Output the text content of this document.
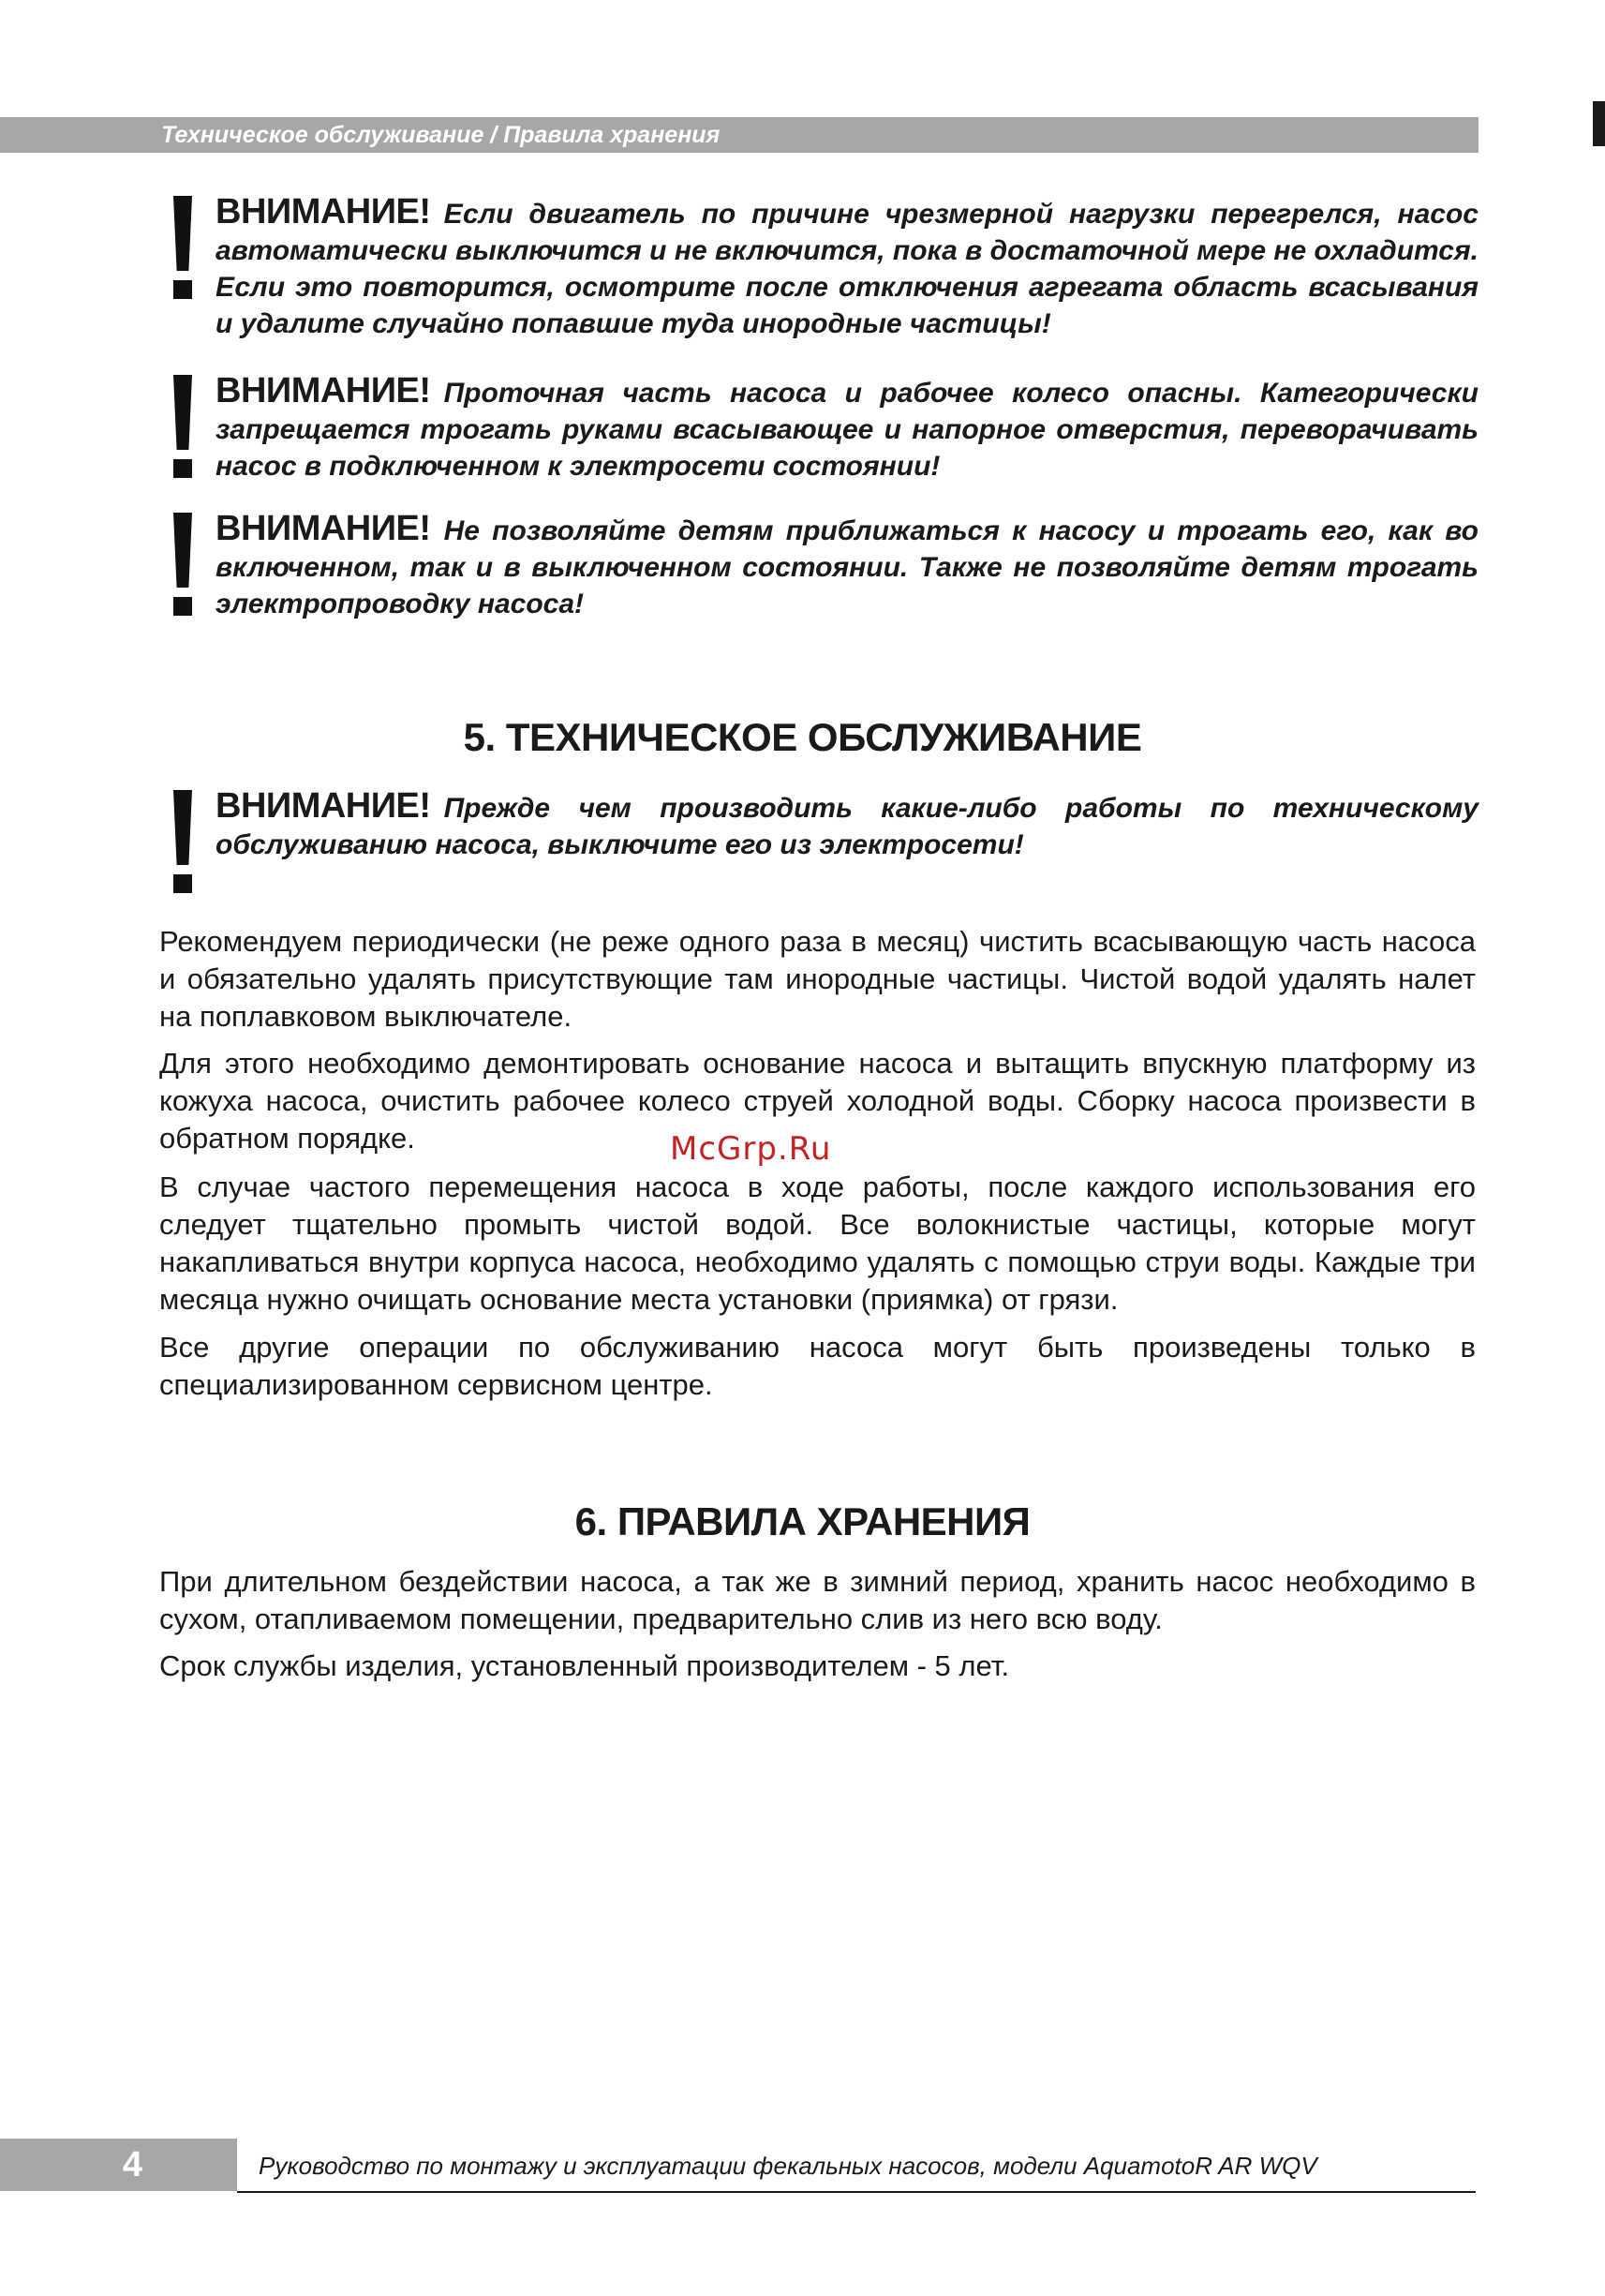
Техническое обслуживание / Правила хранения
ВНИМАНИЕ! Если двигатель по причине чрезмерной нагрузки перегрелся, насос автоматически выключится и не включится, пока в достаточной мере не охладится. Если это повторится, осмотрите после отключения агрегата область всасывания и удалите случайно попавшие туда инородные частицы!
ВНИМАНИЕ! Проточная часть насоса и рабочее колесо опасны. Категорически запрещается трогать руками всасывающее и напорное отверстия, переворачивать насос в подключенном к электросети состоянии!
ВНИМАНИЕ! Не позволяйте детям приближаться к насосу и трогать его, как во включенном, так и в выключенном состоянии. Также не позволяйте детям трогать электропроводку насоса!
5. ТЕХНИЧЕСКОЕ ОБСЛУЖИВАНИЕ
ВНИМАНИЕ! Прежде чем производить какие-либо работы по техническому обслуживанию насоса, выключите его из электросети!

Рекомендуем периодически (не реже одного раза в месяц) чистить всасывающую часть насоса и обязательно удалять присутствующие там инородные частицы. Чистой водой удалять налет на поплавковом выключателе.

Для этого необходимо демонтировать основание насоса и вытащить впускную платформу из кожуха насоса, очистить рабочее колесо струей холодной воды. Сборку насоса произвести в обратном порядке.	McGrp.Ru

В случае частого перемещения насоса в ходе работы, после каждого использования его следует тщательно промыть чистой водой. Все волокнистые частицы, которые могут накапливаться внутри корпуса насоса, необходимо удалять с помощью струи воды. Каждые три месяца нужно очищать основание места установки (приямка) от грязи.

Все другие операции по обслуживанию насоса могут быть произведены только в специализированном сервисном центре.

6. ПРАВИЛА ХРАНЕНИЯ

При длительном бездействии насоса, а так же в зимний период, хранить насос необходимо в сухом, отапливаемом помещении, предварительно слив из него всю воду.

Срок службы изделия, установленный производителем - 5 лет.

4	Руководство по монтажу и эксплуатации фекальных насосов, модели AquamotoR AR WQV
☆ ☆ ☆ ☆
**TASK STATEMENT**
Tell how many lines include "воды". The number is the whole answer.

**EXPECTED ANSWER**
2